## Exercise brief
Select the lines that contain "groups" and copy each of them.

--- Start Task input ---

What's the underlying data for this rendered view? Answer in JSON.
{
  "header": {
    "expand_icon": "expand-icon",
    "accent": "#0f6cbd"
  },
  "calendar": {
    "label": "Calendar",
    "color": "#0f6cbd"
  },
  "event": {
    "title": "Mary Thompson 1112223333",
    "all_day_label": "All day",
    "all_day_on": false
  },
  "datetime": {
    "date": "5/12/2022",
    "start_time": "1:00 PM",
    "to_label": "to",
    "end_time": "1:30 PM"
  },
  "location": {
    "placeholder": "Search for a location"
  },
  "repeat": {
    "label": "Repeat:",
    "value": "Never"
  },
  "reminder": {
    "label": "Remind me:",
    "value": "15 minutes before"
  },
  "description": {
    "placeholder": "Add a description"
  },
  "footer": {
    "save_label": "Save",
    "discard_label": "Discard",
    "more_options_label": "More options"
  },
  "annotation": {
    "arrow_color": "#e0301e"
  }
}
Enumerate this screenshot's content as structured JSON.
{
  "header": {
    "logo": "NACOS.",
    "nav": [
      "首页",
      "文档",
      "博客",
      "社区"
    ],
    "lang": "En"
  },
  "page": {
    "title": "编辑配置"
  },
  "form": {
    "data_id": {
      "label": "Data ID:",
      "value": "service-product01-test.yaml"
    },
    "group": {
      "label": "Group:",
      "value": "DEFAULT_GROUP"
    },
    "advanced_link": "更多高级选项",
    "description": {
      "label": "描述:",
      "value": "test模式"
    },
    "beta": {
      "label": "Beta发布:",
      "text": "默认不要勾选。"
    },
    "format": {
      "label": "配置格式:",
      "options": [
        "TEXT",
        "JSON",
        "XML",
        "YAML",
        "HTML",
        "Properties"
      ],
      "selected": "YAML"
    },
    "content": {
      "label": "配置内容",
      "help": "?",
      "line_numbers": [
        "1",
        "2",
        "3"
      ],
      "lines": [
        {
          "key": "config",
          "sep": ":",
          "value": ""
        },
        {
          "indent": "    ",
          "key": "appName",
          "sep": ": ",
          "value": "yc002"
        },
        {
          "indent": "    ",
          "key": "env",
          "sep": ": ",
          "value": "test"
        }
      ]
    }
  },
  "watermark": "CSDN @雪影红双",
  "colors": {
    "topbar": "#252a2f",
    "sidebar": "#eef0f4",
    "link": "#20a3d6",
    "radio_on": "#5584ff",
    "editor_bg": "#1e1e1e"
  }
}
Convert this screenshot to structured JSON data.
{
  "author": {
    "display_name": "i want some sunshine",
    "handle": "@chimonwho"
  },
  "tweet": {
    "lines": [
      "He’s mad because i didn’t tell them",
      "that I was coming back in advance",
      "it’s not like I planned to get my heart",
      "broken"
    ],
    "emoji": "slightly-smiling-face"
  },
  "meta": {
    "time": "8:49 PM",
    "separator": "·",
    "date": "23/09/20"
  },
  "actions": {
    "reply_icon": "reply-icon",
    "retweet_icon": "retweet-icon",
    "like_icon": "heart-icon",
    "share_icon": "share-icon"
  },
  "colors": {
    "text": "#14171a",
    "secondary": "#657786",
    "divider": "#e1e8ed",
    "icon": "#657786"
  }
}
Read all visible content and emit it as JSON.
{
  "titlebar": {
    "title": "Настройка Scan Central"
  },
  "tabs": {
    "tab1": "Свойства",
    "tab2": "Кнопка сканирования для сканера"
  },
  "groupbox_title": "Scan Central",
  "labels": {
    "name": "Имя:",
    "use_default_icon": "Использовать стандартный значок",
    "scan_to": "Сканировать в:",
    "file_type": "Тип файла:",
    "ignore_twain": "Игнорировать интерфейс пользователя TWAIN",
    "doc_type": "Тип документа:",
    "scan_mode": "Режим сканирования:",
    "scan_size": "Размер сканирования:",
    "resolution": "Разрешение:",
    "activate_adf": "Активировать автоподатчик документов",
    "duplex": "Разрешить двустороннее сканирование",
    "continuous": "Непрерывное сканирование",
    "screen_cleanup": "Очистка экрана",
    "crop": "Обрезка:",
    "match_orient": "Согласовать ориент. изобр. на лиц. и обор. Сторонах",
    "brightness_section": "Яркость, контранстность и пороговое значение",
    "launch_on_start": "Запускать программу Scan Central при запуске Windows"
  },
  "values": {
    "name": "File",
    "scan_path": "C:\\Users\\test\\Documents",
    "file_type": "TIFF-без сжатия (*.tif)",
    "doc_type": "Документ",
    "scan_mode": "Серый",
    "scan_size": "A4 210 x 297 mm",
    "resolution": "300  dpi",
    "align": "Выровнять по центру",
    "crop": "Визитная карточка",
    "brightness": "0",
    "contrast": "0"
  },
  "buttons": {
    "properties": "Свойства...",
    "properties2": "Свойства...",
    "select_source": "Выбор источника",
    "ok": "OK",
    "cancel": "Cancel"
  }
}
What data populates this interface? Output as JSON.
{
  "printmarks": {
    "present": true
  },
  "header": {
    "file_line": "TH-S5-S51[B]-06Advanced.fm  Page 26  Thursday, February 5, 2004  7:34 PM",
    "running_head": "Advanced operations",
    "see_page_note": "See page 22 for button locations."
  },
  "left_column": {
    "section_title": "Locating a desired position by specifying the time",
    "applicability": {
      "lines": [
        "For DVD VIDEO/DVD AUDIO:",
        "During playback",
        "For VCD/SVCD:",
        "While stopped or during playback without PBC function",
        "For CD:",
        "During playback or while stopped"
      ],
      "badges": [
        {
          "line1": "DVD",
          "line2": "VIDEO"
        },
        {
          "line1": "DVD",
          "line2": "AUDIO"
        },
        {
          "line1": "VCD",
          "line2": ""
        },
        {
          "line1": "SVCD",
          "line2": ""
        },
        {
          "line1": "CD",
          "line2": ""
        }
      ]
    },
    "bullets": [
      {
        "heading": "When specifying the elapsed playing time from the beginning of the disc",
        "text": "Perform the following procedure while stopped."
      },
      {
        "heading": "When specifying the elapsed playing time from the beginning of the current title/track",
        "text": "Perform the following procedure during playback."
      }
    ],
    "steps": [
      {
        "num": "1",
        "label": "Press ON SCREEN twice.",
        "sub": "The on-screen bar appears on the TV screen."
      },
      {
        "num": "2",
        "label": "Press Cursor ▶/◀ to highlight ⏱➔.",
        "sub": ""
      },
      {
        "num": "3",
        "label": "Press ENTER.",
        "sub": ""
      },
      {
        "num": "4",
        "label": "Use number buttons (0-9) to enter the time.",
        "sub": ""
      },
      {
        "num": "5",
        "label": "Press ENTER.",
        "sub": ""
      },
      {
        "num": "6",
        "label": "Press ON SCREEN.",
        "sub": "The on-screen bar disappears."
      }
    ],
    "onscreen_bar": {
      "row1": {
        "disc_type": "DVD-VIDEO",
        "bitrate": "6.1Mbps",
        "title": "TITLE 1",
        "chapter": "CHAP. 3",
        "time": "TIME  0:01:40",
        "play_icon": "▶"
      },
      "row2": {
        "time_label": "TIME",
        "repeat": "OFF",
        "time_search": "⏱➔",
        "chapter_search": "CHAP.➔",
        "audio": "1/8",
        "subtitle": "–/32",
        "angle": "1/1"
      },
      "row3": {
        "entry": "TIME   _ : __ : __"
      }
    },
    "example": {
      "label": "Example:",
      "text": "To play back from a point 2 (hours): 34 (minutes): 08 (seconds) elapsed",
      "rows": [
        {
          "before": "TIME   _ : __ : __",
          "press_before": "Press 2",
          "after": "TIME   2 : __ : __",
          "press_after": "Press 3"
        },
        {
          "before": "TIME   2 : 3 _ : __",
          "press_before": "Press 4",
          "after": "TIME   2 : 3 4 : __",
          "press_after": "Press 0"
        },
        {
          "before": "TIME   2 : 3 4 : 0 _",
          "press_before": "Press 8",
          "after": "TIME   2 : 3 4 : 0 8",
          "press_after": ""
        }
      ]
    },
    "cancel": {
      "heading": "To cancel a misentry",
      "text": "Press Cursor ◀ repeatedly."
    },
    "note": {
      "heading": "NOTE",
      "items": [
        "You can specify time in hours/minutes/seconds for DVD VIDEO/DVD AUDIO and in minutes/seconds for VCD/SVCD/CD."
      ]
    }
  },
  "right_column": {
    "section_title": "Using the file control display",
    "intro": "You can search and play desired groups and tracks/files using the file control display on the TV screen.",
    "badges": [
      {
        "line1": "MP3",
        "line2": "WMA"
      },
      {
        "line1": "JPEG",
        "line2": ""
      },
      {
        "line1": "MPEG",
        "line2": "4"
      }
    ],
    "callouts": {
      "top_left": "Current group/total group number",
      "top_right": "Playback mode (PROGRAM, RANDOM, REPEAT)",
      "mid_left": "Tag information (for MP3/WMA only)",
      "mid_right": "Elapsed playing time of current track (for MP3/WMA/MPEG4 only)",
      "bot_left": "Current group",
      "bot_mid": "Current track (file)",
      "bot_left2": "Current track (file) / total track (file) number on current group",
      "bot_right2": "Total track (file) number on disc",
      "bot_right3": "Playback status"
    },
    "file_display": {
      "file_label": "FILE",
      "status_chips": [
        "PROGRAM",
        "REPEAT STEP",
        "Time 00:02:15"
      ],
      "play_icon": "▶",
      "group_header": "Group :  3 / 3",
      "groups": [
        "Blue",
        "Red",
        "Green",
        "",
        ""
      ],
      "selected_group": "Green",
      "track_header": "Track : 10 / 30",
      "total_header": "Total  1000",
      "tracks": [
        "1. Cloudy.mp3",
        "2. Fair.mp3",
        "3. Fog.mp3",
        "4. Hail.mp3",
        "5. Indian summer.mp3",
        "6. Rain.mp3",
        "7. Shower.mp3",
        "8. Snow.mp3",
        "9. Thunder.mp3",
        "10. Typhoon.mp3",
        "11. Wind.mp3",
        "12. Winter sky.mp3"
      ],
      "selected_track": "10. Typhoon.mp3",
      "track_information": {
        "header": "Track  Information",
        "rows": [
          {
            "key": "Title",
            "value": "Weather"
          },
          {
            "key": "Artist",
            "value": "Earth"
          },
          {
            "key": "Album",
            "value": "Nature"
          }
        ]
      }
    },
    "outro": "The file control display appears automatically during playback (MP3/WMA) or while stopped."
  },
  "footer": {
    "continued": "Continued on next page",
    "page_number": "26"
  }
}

--- End Task input ---

## Exercise result
    "intro": "You can search and play desired groups and tracks/files using the file control display on the TV screen.",
      "groups": [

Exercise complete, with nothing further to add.